<<<<

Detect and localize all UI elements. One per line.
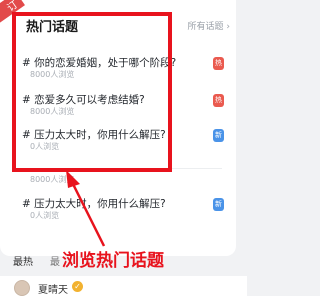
annotation-label: 浏览热门话题: [62, 251, 164, 271]
tab-newest[interactable]: 最: [50, 253, 60, 268]
topic-view-count: 0人浏览: [30, 211, 60, 220]
user-name[interactable]: 夏晴天: [38, 281, 68, 296]
new-tag: 新: [213, 198, 224, 211]
verified-icon: ✓: [72, 281, 83, 292]
all-topics-link[interactable]: 所有话题 ›: [188, 19, 230, 32]
tab-hottest[interactable]: 最热: [13, 253, 33, 268]
highlight-box: [12, 12, 172, 172]
topic-title: # 压力太大时，你用什么解压?: [22, 198, 166, 210]
new-tag: 新: [213, 129, 224, 142]
hot-tag: 热: [213, 57, 224, 70]
avatar[interactable]: [14, 280, 30, 296]
hot-tag: 热: [213, 94, 224, 107]
topic-view-count: 8000人浏览: [30, 175, 75, 184]
user-row[interactable]: 夏晴天 ✓: [0, 276, 247, 296]
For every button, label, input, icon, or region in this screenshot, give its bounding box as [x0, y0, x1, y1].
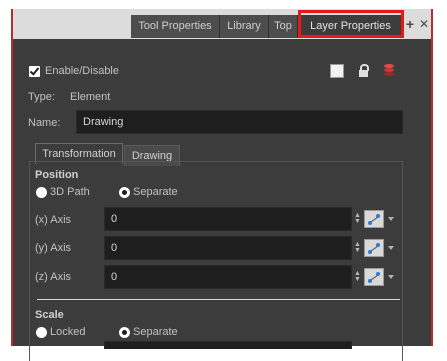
- name-field[interactable]: Drawing: [76, 110, 403, 134]
- enable-label: Enable/Disable: [45, 65, 119, 77]
- radio-scale-locked-label: Locked: [50, 326, 86, 338]
- x-axis-label: (x) Axis: [35, 214, 72, 226]
- checkmark-icon: [29, 65, 40, 76]
- x-axis-field[interactable]: 0: [104, 207, 352, 231]
- layer-properties-window: Tool Properties Library Top Layer Proper…: [11, 9, 433, 361]
- position-section-title: Position: [35, 169, 79, 181]
- layer-stack-icon[interactable]: [383, 63, 395, 78]
- radio-scale-locked[interactable]: [36, 327, 47, 338]
- y-axis-stepper[interactable]: ▲ ▼: [354, 241, 361, 254]
- x-axis-dropdown-icon[interactable]: [388, 217, 394, 221]
- layer-properties-panel: Enable/Disable Type: Element Name: Drawi…: [13, 39, 431, 361]
- layer-color-swatch[interactable]: [330, 64, 344, 78]
- y-axis-function-button[interactable]: [364, 239, 384, 257]
- radio-3d-path-label: 3D Path: [50, 186, 90, 198]
- close-icon[interactable]: ✕: [417, 17, 431, 31]
- add-tab-icon[interactable]: +: [403, 17, 417, 31]
- name-label: Name:: [28, 117, 61, 129]
- radio-position-separate[interactable]: [119, 187, 130, 198]
- z-axis-label: (z) Axis: [35, 271, 72, 283]
- tab-tool-properties[interactable]: Tool Properties: [131, 15, 220, 38]
- tab-top[interactable]: Top: [269, 15, 298, 38]
- type-value: Element: [70, 91, 111, 103]
- z-axis-function-button[interactable]: [364, 268, 384, 286]
- y-axis-label: (y) Axis: [35, 242, 72, 254]
- enable-checkbox[interactable]: [29, 65, 40, 77]
- scale-field-partial[interactable]: [104, 341, 352, 349]
- scale-section-title: Scale: [35, 309, 64, 321]
- type-label: Type:: [28, 91, 55, 103]
- tab-bar: Tool Properties Library Top Layer Proper…: [13, 9, 431, 39]
- z-axis-field[interactable]: 0: [104, 265, 352, 289]
- z-axis-dropdown-icon[interactable]: [388, 275, 394, 279]
- x-axis-function-button[interactable]: [364, 210, 384, 228]
- radio-3d-path[interactable]: [36, 187, 47, 198]
- tab-layer-properties[interactable]: Layer Properties: [298, 15, 404, 38]
- section-divider: [37, 299, 400, 300]
- radio-position-separate-label: Separate: [133, 186, 178, 198]
- y-axis-dropdown-icon[interactable]: [388, 246, 394, 250]
- z-axis-stepper[interactable]: ▲ ▼: [354, 270, 361, 283]
- y-axis-field[interactable]: 0: [104, 236, 352, 260]
- lock-icon[interactable]: [358, 64, 369, 78]
- radio-scale-separate[interactable]: [119, 327, 130, 338]
- tab-library[interactable]: Library: [220, 15, 269, 38]
- x-axis-stepper[interactable]: ▲ ▼: [354, 212, 361, 225]
- radio-scale-separate-label: Separate: [133, 326, 178, 338]
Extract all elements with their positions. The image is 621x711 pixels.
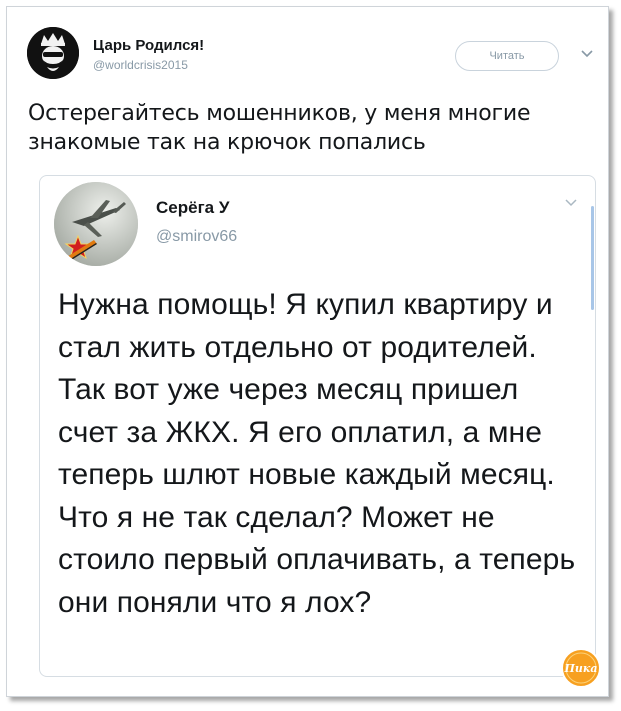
follow-button[interactable]: Читать (455, 41, 559, 71)
chevron-down-icon[interactable] (564, 196, 578, 210)
author-name[interactable]: Царь Родился! (93, 37, 204, 54)
author-avatar[interactable] (27, 27, 79, 79)
red-star-aircraft-icon (54, 182, 138, 266)
screenshot-frame: Царь Родился! @worldcrisis2015 Читать Ос… (6, 6, 609, 697)
author-handle[interactable]: @worldcrisis2015 (93, 58, 188, 72)
quoted-tweet-card[interactable]: Серёга У @smirov66 Нужна помощь! Я купил… (39, 175, 596, 677)
tweet-text: Остерегайтесь мошенников, у меня многие … (28, 101, 531, 155)
site-logo-icon: Пика (561, 648, 601, 688)
quoted-author-handle[interactable]: @smirov66 (156, 228, 237, 246)
tweet-header: Царь Родился! @worldcrisis2015 Читать (27, 27, 594, 87)
crowned-bearded-face-icon (27, 27, 79, 79)
watermark-text: Пика (564, 662, 598, 675)
quoted-tweet-text: Нужна помощь! Я купил квартиру и стал жи… (58, 288, 576, 619)
quoted-author-avatar[interactable] (54, 182, 138, 266)
scrollbar[interactable] (591, 206, 594, 310)
quoted-author-name[interactable]: Серёга У (156, 198, 229, 218)
chevron-down-icon[interactable] (580, 47, 594, 61)
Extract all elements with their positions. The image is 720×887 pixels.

>>>>

Goal | Retype every line of the data above without any changes, leaving out the pictures.

Task result |
Detect and localize all UI elements. One per line.
annotation-label: 浏览热门话题: [62, 251, 164, 271]
tab-newest[interactable]: 最: [50, 253, 60, 268]
topic-view-count: 0人浏览: [30, 211, 60, 220]
user-name[interactable]: 夏晴天: [38, 281, 68, 296]
new-tag: 新: [213, 198, 224, 211]
verified-icon: ✓: [72, 281, 83, 292]
all-topics-link[interactable]: 所有话题 ›: [188, 19, 230, 32]
tab-hottest[interactable]: 最热: [13, 253, 33, 268]
highlight-box: [12, 12, 172, 172]
topic-title: # 压力太大时，你用什么解压?: [22, 198, 166, 210]
new-tag: 新: [213, 129, 224, 142]
hot-tag: 热: [213, 57, 224, 70]
avatar[interactable]: [14, 280, 30, 296]
hot-tag: 热: [213, 94, 224, 107]
topic-view-count: 8000人浏览: [30, 175, 75, 184]
user-row[interactable]: 夏晴天 ✓: [0, 276, 247, 296]
For every button, label, input, icon, or region in this screenshot, give its bounding box as [x0, y0, x1, y1].
- name-field[interactable]: Drawing: [76, 110, 403, 134]
- enable-label: Enable/Disable: [45, 65, 119, 77]
- radio-scale-locked-label: Locked: [50, 326, 86, 338]
- x-axis-label: (x) Axis: [35, 214, 72, 226]
- checkmark-icon: [29, 65, 40, 76]
- x-axis-field[interactable]: 0: [104, 207, 352, 231]
- layer-properties-window: Tool Properties Library Top Layer Proper…: [11, 9, 433, 361]
- position-section-title: Position: [35, 169, 79, 181]
- layer-stack-icon[interactable]: [383, 63, 395, 78]
- radio-scale-locked[interactable]: [36, 327, 47, 338]
- y-axis-stepper[interactable]: ▲ ▼: [354, 241, 361, 254]
- x-axis-dropdown-icon[interactable]: [388, 217, 394, 221]
- layer-properties-panel: Enable/Disable Type: Element Name: Drawi…: [13, 39, 431, 361]
- layer-color-swatch[interactable]: [330, 64, 344, 78]
- y-axis-function-button[interactable]: [364, 239, 384, 257]
- radio-3d-path-label: 3D Path: [50, 186, 90, 198]
- close-icon[interactable]: ✕: [417, 17, 431, 31]
- add-tab-icon[interactable]: +: [403, 17, 417, 31]
- name-label: Name:: [28, 117, 61, 129]
- radio-position-separate[interactable]: [119, 187, 130, 198]
- z-axis-label: (z) Axis: [35, 271, 72, 283]
- tab-tool-properties[interactable]: Tool Properties: [131, 15, 220, 38]
- tab-top[interactable]: Top: [269, 15, 298, 38]
- type-value: Element: [70, 91, 111, 103]
- z-axis-function-button[interactable]: [364, 268, 384, 286]
- y-axis-label: (y) Axis: [35, 242, 72, 254]
- enable-checkbox[interactable]: [29, 65, 40, 77]
- scale-field-partial[interactable]: [104, 341, 352, 349]
- scale-section-title: Scale: [35, 309, 64, 321]
- type-label: Type:: [28, 91, 55, 103]
- tab-bar: Tool Properties Library Top Layer Proper…: [13, 9, 431, 39]
- z-axis-field[interactable]: 0: [104, 265, 352, 289]
- z-axis-dropdown-icon[interactable]: [388, 275, 394, 279]
- x-axis-function-button[interactable]: [364, 210, 384, 228]
- radio-3d-path[interactable]: [36, 187, 47, 198]
- tab-layer-properties[interactable]: Layer Properties: [298, 15, 404, 38]
- section-divider: [37, 299, 400, 300]
- radio-position-separate-label: Separate: [133, 186, 178, 198]
- y-axis-dropdown-icon[interactable]: [388, 246, 394, 250]
- z-axis-stepper[interactable]: ▲ ▼: [354, 270, 361, 283]
- y-axis-field[interactable]: 0: [104, 236, 352, 260]
- lock-icon[interactable]: [358, 64, 369, 78]
- radio-scale-separate[interactable]: [119, 327, 130, 338]
- tab-library[interactable]: Library: [220, 15, 269, 38]
- x-axis-stepper[interactable]: ▲ ▼: [354, 212, 361, 225]
- radio-scale-separate-label: Separate: [133, 326, 178, 338]
Extract all elements with their positions. The image is 621x711 pixels.
follow-button[interactable]: Читать (455, 41, 559, 71)
chevron-down-icon[interactable] (564, 196, 578, 210)
author-name[interactable]: Царь Родился! (93, 37, 204, 54)
author-avatar[interactable] (27, 27, 79, 79)
red-star-aircraft-icon (54, 182, 138, 266)
screenshot-frame: Царь Родился! @worldcrisis2015 Читать Ос… (6, 6, 609, 697)
author-handle[interactable]: @worldcrisis2015 (93, 58, 188, 72)
quoted-tweet-card[interactable]: Серёга У @smirov66 Нужна помощь! Я купил… (39, 175, 596, 677)
tweet-text: Остерегайтесь мошенников, у меня многие … (28, 101, 531, 155)
site-logo-icon: Пика (561, 648, 601, 688)
quoted-author-handle[interactable]: @smirov66 (156, 228, 237, 246)
tweet-header: Царь Родился! @worldcrisis2015 Читать (27, 27, 594, 87)
crowned-bearded-face-icon (27, 27, 79, 79)
watermark-text: Пика (564, 662, 598, 675)
quoted-tweet-text: Нужна помощь! Я купил квартиру и стал жи… (58, 288, 576, 619)
quoted-author-avatar[interactable] (54, 182, 138, 266)
scrollbar[interactable] (591, 206, 594, 310)
quoted-author-name[interactable]: Серёга У (156, 198, 229, 218)
chevron-down-icon[interactable] (580, 47, 594, 61)
Extract all elements with their positions. The image is 720×887 pixels.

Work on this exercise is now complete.